EXTRAIT DE PAGE
----------

Sénégal : La renaissance très attendue du train Dakar-Tambacounda
Inaugurée en 1924,
la voie coloniale qui filait entre Dakar et Bamako a décliné lentement,
faute d’entretien. Deux chantiers ont été lancés, côté sénégalais, pour
la réhabiliter.
Assise
à l’ombre devant son restaurant, Dior Amar trompe l’ennui en regardant
d’un œil nostalgique les rails déserts. Fut un temps, voyageurs et
commerçants s’arrêtaient manger du thiep, du thiéré ou des sandwichs au
poulet dans son échoppe idéalement placée à côté de la gare de
Tambacounda, dans l’est du Sénégal. « Toute l’économie de la ville
tournait autour du train, grommelle la restauratrice installée depuis
trente-cinq ans. Mais depuis son arrêt en 2018, je suis en faillite, je
n’ai presque plus de clients. »
Inaugurée
en 1924, la voie coloniale qui filait entre Dakar et Bamako a décliné
lentement, faute d’entretien. Privatisée en 2003, reprise en main par
les autorités du Sénégal et du Mali avec la création de la structure
bi-étatique Dakar Bamako Ferroviaire en 2016, la ligne pourrait
finalement reprendre du service dans les mois à venir si les projets
lancés côté sénégalais aboutissent.
Kibily
Touré, directeur général de la nouvelle société nationale des Chemins
de fer du Sénégal, veut y croire. Pour assurer une circulation minimum
sur l’ancienne ligne, un projet de réhabilitation de 20 milliards de
francs CFA (30,5 millions d’euros) est en cours de déploiement. Objectif
: permettre aux trains de rouler deux fois par jour entre Dakar et
Tambacounda à partir de décembre. « Nous avons déjà reconstruit le pont
de Touba Zam-Zam, qui était le plus gros ouvrage à réhabiliter », se
félicite Kibily Touré. Et six nouvelles locomotives devraient être
bientôt disponibles.
« Un enjeu de cohésion nationale »
Il
y a urgence à décongestionner la capitale sénégalaise, alors que 3 à 4
millions de tonnes de marchandises circulent par camions entre le Mali
et le port autonome de Dakar chaque année. « Il y a également un enjeu de
cohésion nationale, car c’est un facteur de désenclavement,
d’aménagement du territoire et d’opportunités économiques avec la
sous-région », précise Kibily Touré.
Mais
l’optimisme du responsable quant à l’avancée du projet est loin de
faire l’unanimité. « C’est un gros chantier, car les infrastructures sont
à l’arrêt depuis trois ans. Des efforts doivent être faits dès
maintenant si on veut respecter les délais », prévient Mambaye Tounkara,
secrétaire général du syndicat Sutrail. Plus sceptiques, certains
soulignent que plus de deux ans après son inauguration, le train express
régional censé relier la gare centrale de Dakar et la nouvelle ville de
Diamniadio, puis dans un second temps le nouvel aéroport Blaise-Diagne,
ne roule toujours pas.
À
Tambacounda, on attend plus qu’on espère. Quelques employés habitent et
travaillent encore dans les vieux bâtiments des chemins de fer datant
de l’époque coloniale. Seydou Keïta, 43 ans, est agent d’entretien et de
réparation de la voie ferrée. Même si l’activité est pratiquement à
l’arrêt, il se rend tous les jours au bureau.

----------

DONNÉES SOURCES
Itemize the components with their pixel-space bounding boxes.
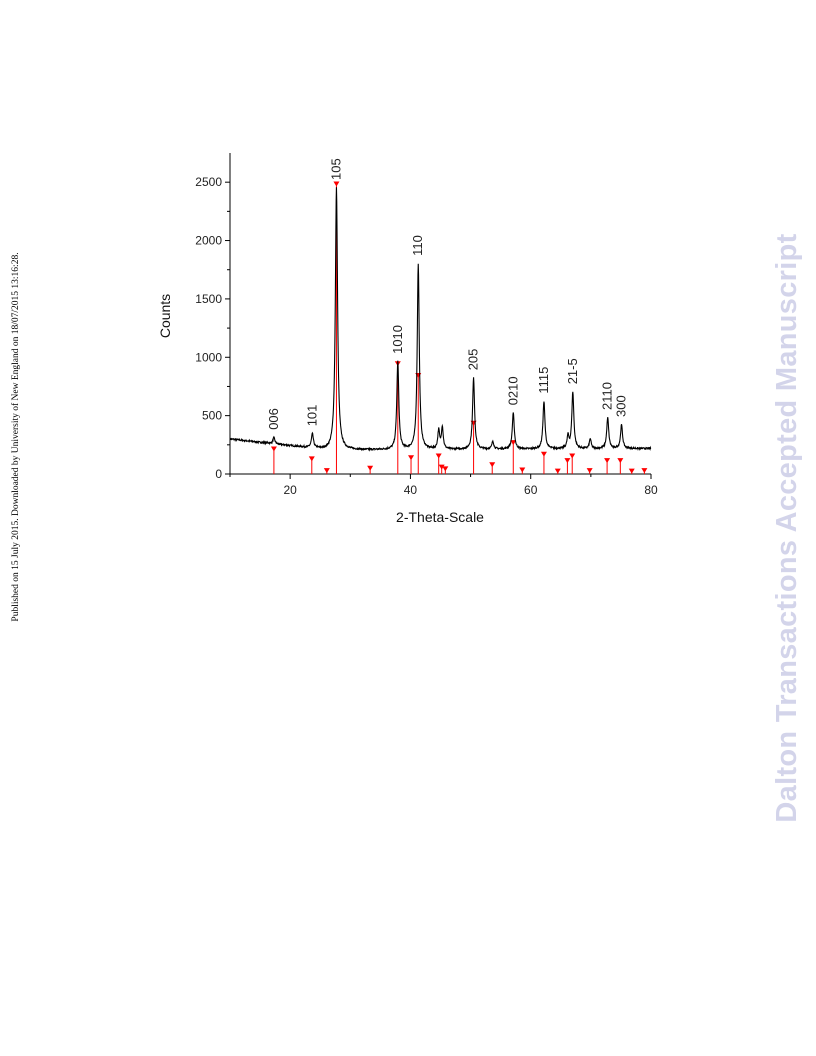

----------

CONSIGNE 1
Selon l'article sur le train Dakar-Tambacounda, combien coûte le projet de réhabilitation de l'ancienne ligne ?
CONSIGNE 2
Donnez le nom de chaque personne citée dans l'article sur le train Dakar-Tambacounda.
CONSIGNE 3
Poursuivez l'article sur le train Dakar-Tambacounda après sa dernière phrase.

CORRIGÉ 1
20 milliards de francs CFA, soit 30,5 millions d'euros.

CORRIGÉ 2
Dior Amar, Kibily Touré, Mambaye Tounkara, Seydou Keïta

CORRIGÉ 3
« Nous
nous déplaçons aussi sur le terrain pour surveiller les
infrastructures. Mais nous gagnons moins d’argent car nous ne
bénéficions plus des heures supplémentaires ou des week-ends qui nous
permettaient d’arrondir les fins de mois », regrette le cheminot, qui
explique dépenser une grande partie de son salaire dans l’achat de
carburant pour faire quotidiennement le trajet de 30 km qui sépare son
village des locaux.
Vers un hub logistique sous-régional
Plus
largement, c’est toute la chaîne logistique qui a été bouleversée par
la déliquescence du train. Faute de fret, la route entre Dakar et la
frontière malienne est aujourd’hui encombrée par 300 à 400 camions qui
quittent chaque jour le port sénégalais pour rallier les autres pays de
la sous-région. Un flux routier beaucoup trop dense pour les
infrastructures actuelles, souligne Modou Kayéré, coordinateur national
de l’Union des conducteurs de l’Afrique de l’Ouest. « Ce trafic
occasionne la dégradation rapide des routes et de nombreux accidents »,
constate le syndicaliste.
Relancer
le train permettrait de réduire de 500 km le trajet routier de Dakar à
Bamako. Les conteneurs passeraient par les rails jusqu’à Tambacounda,
avant de continuer par la route. « Le transport routier seul n’est pas
suffisant. Certains matériaux sont trop lourds et difficilement
transportables en camion », poursuit Modou Kayéré.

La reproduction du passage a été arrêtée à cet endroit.